• **Task prompt**
Keep only the lines where "leaf" appears.

+--

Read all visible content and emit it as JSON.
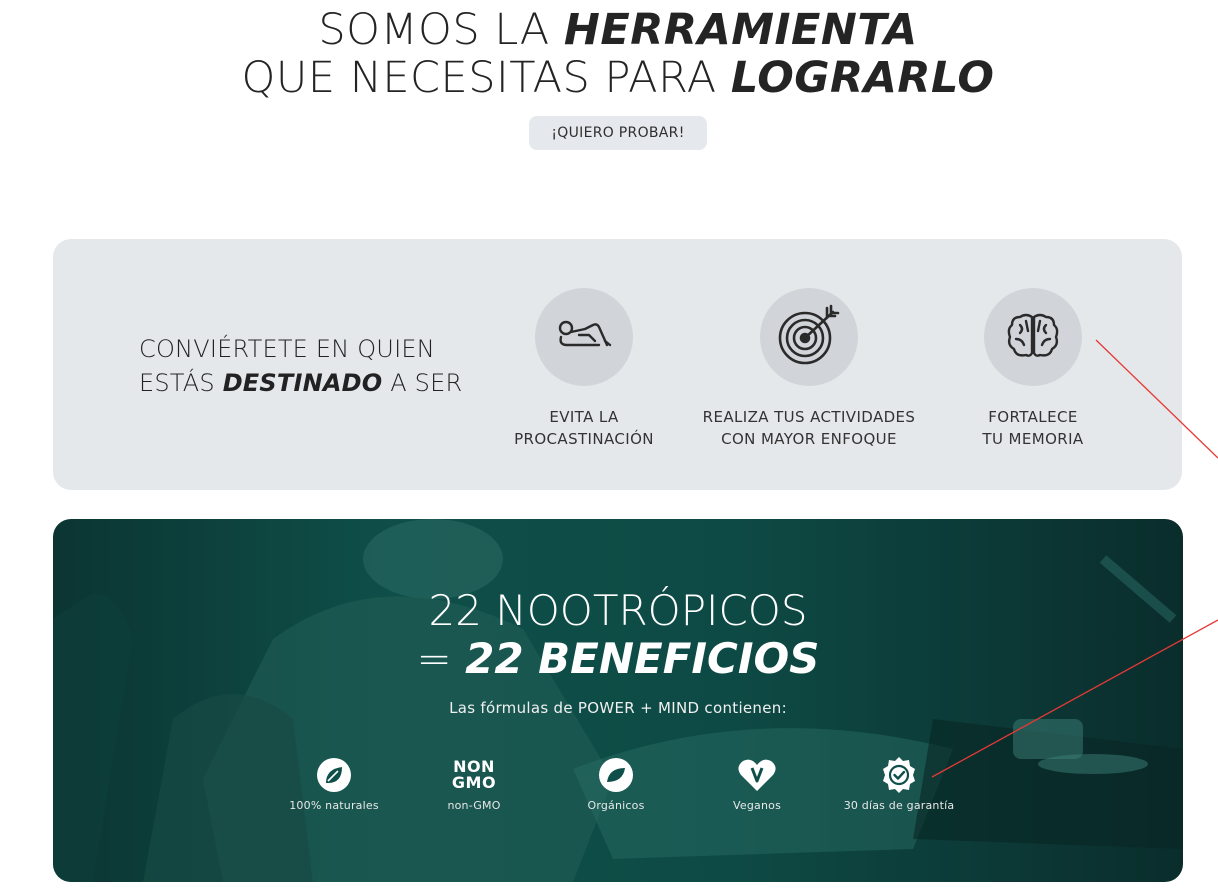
{
  "hero": {
    "line1_regular": "SOMOS LA ",
    "line1_bold": "HERRAMIENTA",
    "line2_regular": "QUE NECESITAS PARA ",
    "line2_bold": "LOGRARLO",
    "cta_label": "¡QUIERO PROBAR!"
  },
  "features": {
    "heading_line1": "CONVIÉRTETE EN QUIEN",
    "heading_line2_a": "ESTÁS ",
    "heading_line2_bold": "DESTINADO",
    "heading_line2_b": " A SER",
    "items": [
      {
        "icon": "lazy-person-icon",
        "label": "EVITA LA\nPROCASTINACIÓN"
      },
      {
        "icon": "target-icon",
        "label": "REALIZA TUS ACTIVIDADES\nCON MAYOR ENFOQUE"
      },
      {
        "icon": "brain-icon",
        "label": "FORTALECE\nTU MEMORIA"
      }
    ]
  },
  "promo": {
    "title_line1": "22 NOOTRÓPICOS",
    "title_line2_a": "= ",
    "title_line2_bold": "22 BENEFICIOS",
    "subtitle": "Las fórmulas de POWER + MIND contienen:",
    "badges": [
      {
        "icon": "leaf-icon",
        "label": "100% naturales"
      },
      {
        "icon": "non-gmo-icon",
        "label": "non-GMO",
        "icon_text_top": "NON",
        "icon_text_bottom": "GMO"
      },
      {
        "icon": "organic-leaf-icon",
        "label": "Orgánicos"
      },
      {
        "icon": "vegan-heart-icon",
        "label": "Veganos"
      },
      {
        "icon": "guarantee-seal-icon",
        "label": "30 días de garantía"
      }
    ]
  }
}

+--

• **Output for this exercise**
        "icon": "leaf-icon",
        "icon": "organic-leaf-icon",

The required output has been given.